> The request:
Retype the records below exactly as they appear, but leave out any pictures.

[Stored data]

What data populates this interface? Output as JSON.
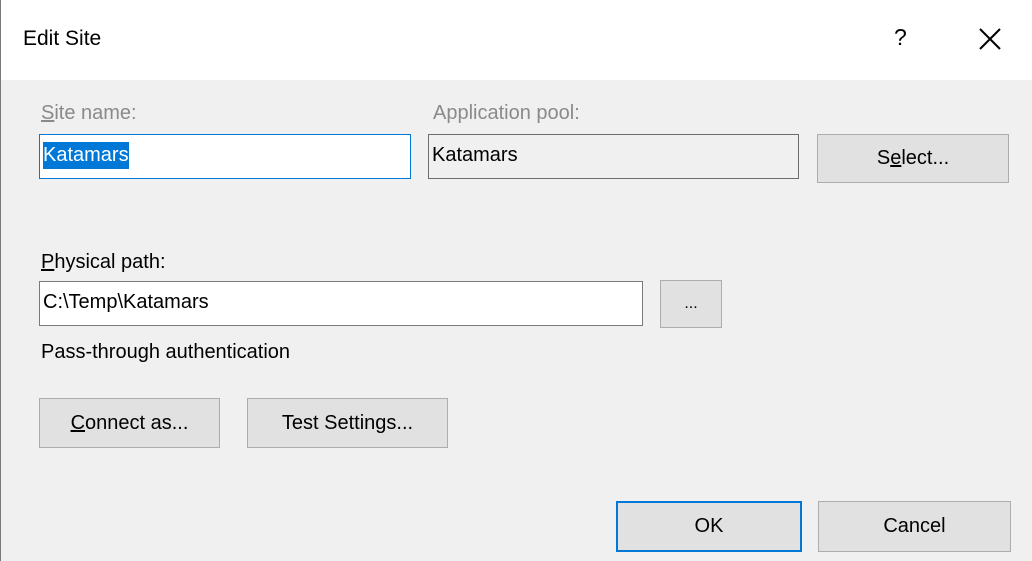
{
  "dialog": {
    "title": "Edit Site",
    "help_label": "?",
    "close_label": "close"
  },
  "site_name": {
    "label_first": "S",
    "label_rest": "ite name:",
    "value": "Katamars"
  },
  "app_pool": {
    "label": "Application pool:",
    "value": "Katamars"
  },
  "select_button": {
    "pre": "S",
    "underlined": "e",
    "post": "lect..."
  },
  "physical_path": {
    "label_first": "P",
    "label_rest": "hysical path:",
    "value": "C:\\Temp\\Katamars",
    "browse_label": "..."
  },
  "auth_text": "Pass-through authentication",
  "connect_button": {
    "underlined": "C",
    "rest": "onnect as..."
  },
  "test_button": {
    "pre": "Test Settin",
    "underlined": "g",
    "post": "s..."
  },
  "ok_label": "OK",
  "cancel_label": "Cancel",
  "colors": {
    "accent": "#0078d7",
    "button_face": "#e1e1e1",
    "dialog_bg": "#f0f0f0"
  },
  "icons": {
    "close": "close-icon"
  }
}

> Exercise result:
What data populates this interface? Output as JSON.
{
  "dialog": {
    "title": "Edit Site",
    "help_label": "?",
    "close_label": "close"
  },
  "site_name": {
    "label_first": "S",
    "label_rest": "ite name:",
    "value": "Katamars"
  },
  "app_pool": {
    "label": "Application pool:",
    "value": "Katamars"
  },
  "select_button": {
    "pre": "S",
    "underlined": "e",
    "post": "lect..."
  },
  "physical_path": {
    "label_first": "P",
    "label_rest": "hysical path:",
    "value": "C:\\Temp\\Katamars",
    "browse_label": "..."
  },
  "auth_text": "Pass-through authentication",
  "connect_button": {
    "underlined": "C",
    "rest": "onnect as..."
  },
  "test_button": {
    "pre": "Test Settin",
    "underlined": "g",
    "post": "s..."
  },
  "ok_label": "OK",
  "cancel_label": "Cancel",
  "colors": {
    "accent": "#0078d7",
    "button_face": "#e1e1e1",
    "dialog_bg": "#f0f0f0"
  },
  "icons": {
    "close": "close-icon"
  }
}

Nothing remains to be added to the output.